▶ _PROBLEM_:
Repeat, exactly and completely, the entries shown underneath.

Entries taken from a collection
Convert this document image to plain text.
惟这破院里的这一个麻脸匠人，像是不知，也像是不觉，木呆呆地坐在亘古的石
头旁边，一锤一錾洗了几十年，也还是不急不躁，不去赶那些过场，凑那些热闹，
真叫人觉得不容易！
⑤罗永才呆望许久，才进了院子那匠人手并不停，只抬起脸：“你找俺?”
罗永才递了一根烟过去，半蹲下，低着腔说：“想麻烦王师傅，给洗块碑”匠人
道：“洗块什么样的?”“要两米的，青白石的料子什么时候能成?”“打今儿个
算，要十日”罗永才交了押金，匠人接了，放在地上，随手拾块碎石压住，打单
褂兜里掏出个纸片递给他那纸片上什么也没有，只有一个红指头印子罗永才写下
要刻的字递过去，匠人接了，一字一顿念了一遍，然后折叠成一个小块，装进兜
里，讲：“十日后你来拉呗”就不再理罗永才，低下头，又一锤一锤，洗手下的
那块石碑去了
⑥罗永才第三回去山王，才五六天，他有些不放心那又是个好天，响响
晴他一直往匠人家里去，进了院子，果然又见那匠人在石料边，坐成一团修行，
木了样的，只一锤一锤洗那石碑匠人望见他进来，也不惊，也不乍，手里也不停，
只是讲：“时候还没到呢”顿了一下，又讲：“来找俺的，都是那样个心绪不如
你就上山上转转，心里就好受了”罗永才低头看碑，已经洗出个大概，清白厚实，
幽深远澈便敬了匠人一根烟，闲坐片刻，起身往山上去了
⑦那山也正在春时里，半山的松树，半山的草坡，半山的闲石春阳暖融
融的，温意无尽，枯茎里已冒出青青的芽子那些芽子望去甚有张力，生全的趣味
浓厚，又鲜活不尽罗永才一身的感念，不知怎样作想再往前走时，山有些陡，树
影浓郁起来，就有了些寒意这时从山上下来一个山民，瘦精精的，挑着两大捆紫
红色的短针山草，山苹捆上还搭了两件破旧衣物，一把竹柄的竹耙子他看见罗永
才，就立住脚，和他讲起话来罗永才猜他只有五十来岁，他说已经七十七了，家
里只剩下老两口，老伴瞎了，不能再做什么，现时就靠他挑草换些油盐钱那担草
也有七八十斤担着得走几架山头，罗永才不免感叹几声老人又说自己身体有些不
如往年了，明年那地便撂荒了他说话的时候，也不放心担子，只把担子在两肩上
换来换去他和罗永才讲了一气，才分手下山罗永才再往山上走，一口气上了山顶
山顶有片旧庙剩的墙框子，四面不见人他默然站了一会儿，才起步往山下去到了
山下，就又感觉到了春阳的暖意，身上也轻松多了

▶ _COMPLETE OUTPUT_:
Convert this document image to plain text.
惟这破院里的这一个麻脸匠人，像是不知，也像是不觉，木呆呆地坐在亘古的石
头旁边，一锤一錾洗了几十年，也还是不急不躁，不去赶那些过场，凑那些热闹，
真叫人觉得不容易！
⑤罗永才呆望许久，才进了院子那匠人手并不停，只抬起脸：“你找俺?”
罗永才递了一根烟过去，半蹲下，低着腔说：“想麻烦王师傅，给洗块碑”匠人
道：“洗块什么样的?”“要两米的，青白石的料子什么时候能成?”“打今儿个
算，要十日”罗永才交了押金，匠人接了，放在地上，随手拾块碎石压住，打单
褂兜里掏出个纸片递给他那纸片上什么也没有，只有一个红指头印子罗永才写下
要刻的字递过去，匠人接了，一字一顿念了一遍，然后折叠成一个小块，装进兜
里，讲：“十日后你来拉呗”就不再理罗永才，低下头，又一锤一锤，洗手下的
那块石碑去了
⑥罗永才第三回去山王，才五六天，他有些不放心那又是个好天，响响
晴他一直往匠人家里去，进了院子，果然又见那匠人在石料边，坐成一团修行，
木了样的，只一锤一锤洗那石碑匠人望见他进来，也不惊，也不乍，手里也不停，
只是讲：“时候还没到呢”顿了一下，又讲：“来找俺的，都是那样个心绪不如
你就上山上转转，心里就好受了”罗永才低头看碑，已经洗出个大概，清白厚实，
幽深远澈便敬了匠人一根烟，闲坐片刻，起身往山上去了
⑦那山也正在春时里，半山的松树，半山的草坡，半山的闲石春阳暖融
融的，温意无尽，枯茎里已冒出青青的芽子那些芽子望去甚有张力，生全的趣味
浓厚，又鲜活不尽罗永才一身的感念，不知怎样作想再往前走时，山有些陡，树
影浓郁起来，就有了些寒意这时从山上下来一个山民，瘦精精的，挑着两大捆紫
红色的短针山草，山苹捆上还搭了两件破旧衣物，一把竹柄的竹耙子他看见罗永
才，就立住脚，和他讲起话来罗永才猜他只有五十来岁，他说已经七十七了，家
里只剩下老两口，老伴瞎了，不能再做什么，现时就靠他挑草换些油盐钱那担草
也有七八十斤担着得走几架山头，罗永才不免感叹几声老人又说自己身体有些不
如往年了，明年那地便撂荒了他说话的时候，也不放心担子，只把担子在两肩上
换来换去他和罗永才讲了一气，才分手下山罗永才再往山上走，一口气上了山顶
山顶有片旧庙剩的墙框子，四面不见人他默然站了一会儿，才起步往山下去到了
山下，就又感觉到了春阳的暖意，身上也轻松多了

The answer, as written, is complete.